◆ **What you should do**: Extract all lines containing "image".

◆ **The data**:
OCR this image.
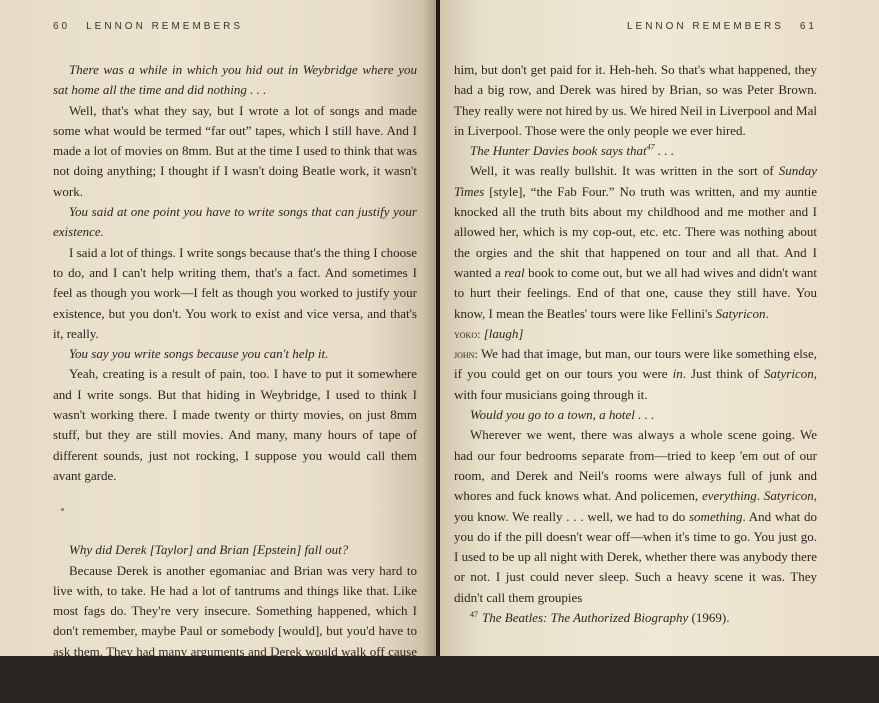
60 LENNON REMEMBERS

There was a while in which you hid out in Weybridge where you sat home all the time and did nothing . . .

Well, that's what they say, but I wrote a lot of songs and made some what would be termed “far out” tapes, which I still have. And I made a lot of movies on 8mm. But at the time I used to think that was not doing anything; I thought if I wasn't doing Beatle work, it wasn't work.

You said at one point you have to write songs that can justify your existence.

I said a lot of things. I write songs because that's the thing I choose to do, and I can't help writing them, that's a fact. And sometimes I feel as though you work—I felt as though you worked to justify your existence, but you don't. You work to exist and vice versa, and that's it, really.

You say you write songs because you can't help it.

Yeah, creating is a result of pain, too. I have to put it somewhere and I write songs. But that hiding in Weybridge, I used to think I wasn't working there. I made twenty or thirty movies, on just 8mm stuff, but they are still movies. And many, many hours of tape of different sounds, just not rocking, I suppose you would call them avant garde.

Why did Derek [Taylor] and Brian [Epstein] fall out?

Because Derek is another egomaniac and Brian was very hard to live with, to take. He had a lot of tantrums and things like that. Like most fags do. They're very insecure. Something happened, which I don't remember, maybe Paul or somebody [would], but you'd have to ask them. They had many arguments and Derek would walk off cause he was too proud to do certain jobs. It's the same now. And I don't blame

LENNON REMEMBERS 61

him, but don't get paid for it. Heh-heh. So that's what happened, they had a big row, and Derek was hired by Brian, so was Peter Brown. They really were not hired by us. We hired Neil in Liverpool and Mal in Liverpool. Those were the only people we ever hired.

The Hunter Davies book says that$^{47}$ . . .

Well, it was really bullshit. It was written in the sort of Sunday Times [style], “the Fab Four.” No truth was written, and my auntie knocked all the truth bits about my childhood and me mother and I allowed her, which is my cop-out, etc. etc. There was nothing about the orgies and the shit that happened on tour and all that. And I wanted a real book to come out, but we all had wives and didn't want to hurt their feelings. End of that one, cause they still have. You know, I mean the Beatles' tours were like Fellini's Satyricon.

yoko: [laugh]

john: We had that image, but man, our tours were like something else, if you could get on our tours you were in. Just think of Satyricon, with four musicians going through it.

Would you go to a town, a hotel . . .

Wherever we went, there was always a whole scene going. We had our four bedrooms separate from—tried to keep 'em out of our room, and Derek and Neil's rooms were always full of junk and whores and fuck knows what. And policemen, everything. Satyricon, you know. We really . . . well, we had to do something. And what do you do if the pill doesn't wear off—when it's time to go. You just go. I used to be up all night with Derek, whether there was anybody there or not. I just could never sleep. Such a heavy scene it was. They didn't call them groupies

$^{47}$ The Beatles: The Authorized Biography (1969).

◆ **Final result**:
OCR this image.
john: We had that image, but man, our tours were like something else, if you could get on our tours you were in. Just think of Satyricon, with four musicians going through it.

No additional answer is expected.